··· Provided entries

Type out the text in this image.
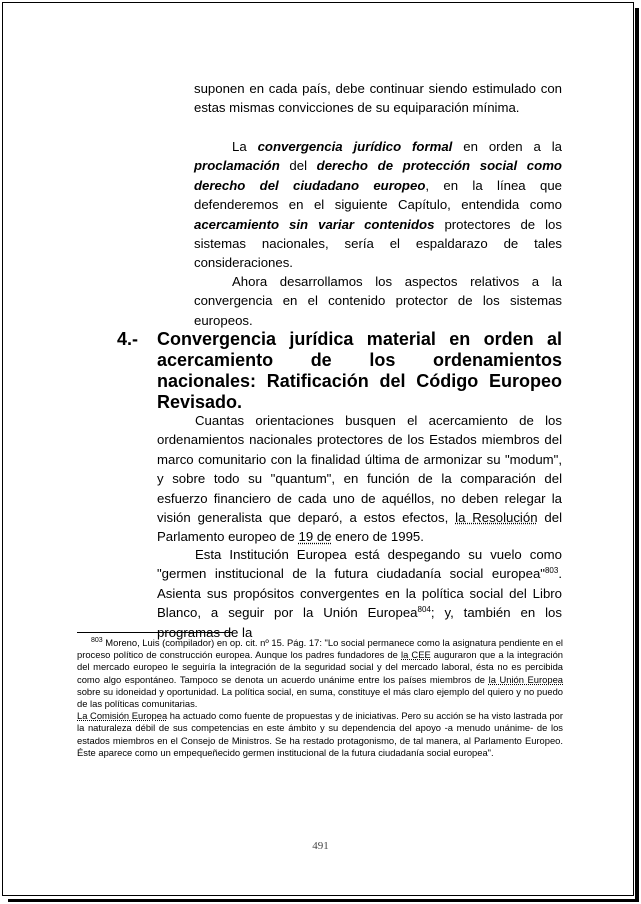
suponen en cada país, debe continuar siendo estimulado con estas mismas convicciones de su equiparación mínima.

La convergencia jurídico formal en orden a la proclamación del derecho de protección social como derecho del ciudadano europeo, en la línea que defenderemos en el siguiente Capítulo, entendida como acercamiento sin variar contenidos protectores de los sistemas nacionales, sería el espaldarazo de tales consideraciones.

Ahora desarrollamos los aspectos relativos a la convergencia en el contenido protector de los sistemas europeos.

4.- Convergencia jurídica material en orden al acercamiento de los ordenamientos nacionales: Ratificación del Código Europeo Revisado.

Cuantas orientaciones busquen el acercamiento de los ordenamientos nacionales protectores de los Estados miembros del marco comunitario con la finalidad última de armonizar su "modum", y sobre todo su "quantum", en función de la comparación del esfuerzo financiero de cada uno de aquéllos, no deben relegar la visión generalista que deparó, a estos efectos, la Resolución del Parlamento europeo de 19 de enero de 1995.

Esta Institución Europea está despegando su vuelo como "germen institucional de la futura ciudadanía social europea"$^{803}$. Asienta sus propósitos convergentes en la política social del Libro Blanco, a seguir por la Unión Europea$^{804}$; y, también en los programas de la

$^{803}$ Moreno, Luis (compilador) en op. cit. nº 15. Pág. 17: "Lo social permanece como la asignatura pendiente en el proceso político de construcción europea. Aunque los padres fundadores de la CEE auguraron que a la integración del mercado europeo le seguiría la integración de la seguridad social y del mercado laboral, ésta no es percibida como algo espontáneo. Tampoco se denota un acuerdo unánime entre los países miembros de la Unión Europea sobre su idoneidad y oportunidad. La política social, en suma, constituye el más claro ejemplo del quiero y no puedo de las políticas comunitarias.

La Comisión Europea ha actuado como fuente de propuestas y de iniciativas. Pero su acción se ha visto lastrada por la naturaleza débil de sus competencias en este ámbito y su dependencia del apoyo -a menudo unánime- de los estados miembros en el Consejo de Ministros. Se ha restado protagonismo, de tal manera, al Parlamento Europeo. Éste aparece como un empequeñecido germen institucional de la futura ciudadanía social europea".

491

······

- Task brief
Copy each line above where the string "cada" occurs.

- Written answer
suponen en cada país, debe continuar siendo estimulado con estas mismas convicciones de su equiparación mínima.
Cuantas orientaciones busquen el acercamiento de los ordenamientos nacionales protectores de los Estados miembros del marco comunitario con la finalidad última de armonizar su "modum", y sobre todo su "quantum", en función de la comparación del esfuerzo financiero de cada uno de aquéllos, no deben relegar la visión generalista que deparó, a estos efectos, la Resolución del Parlamento europeo de 19 de enero de 1995.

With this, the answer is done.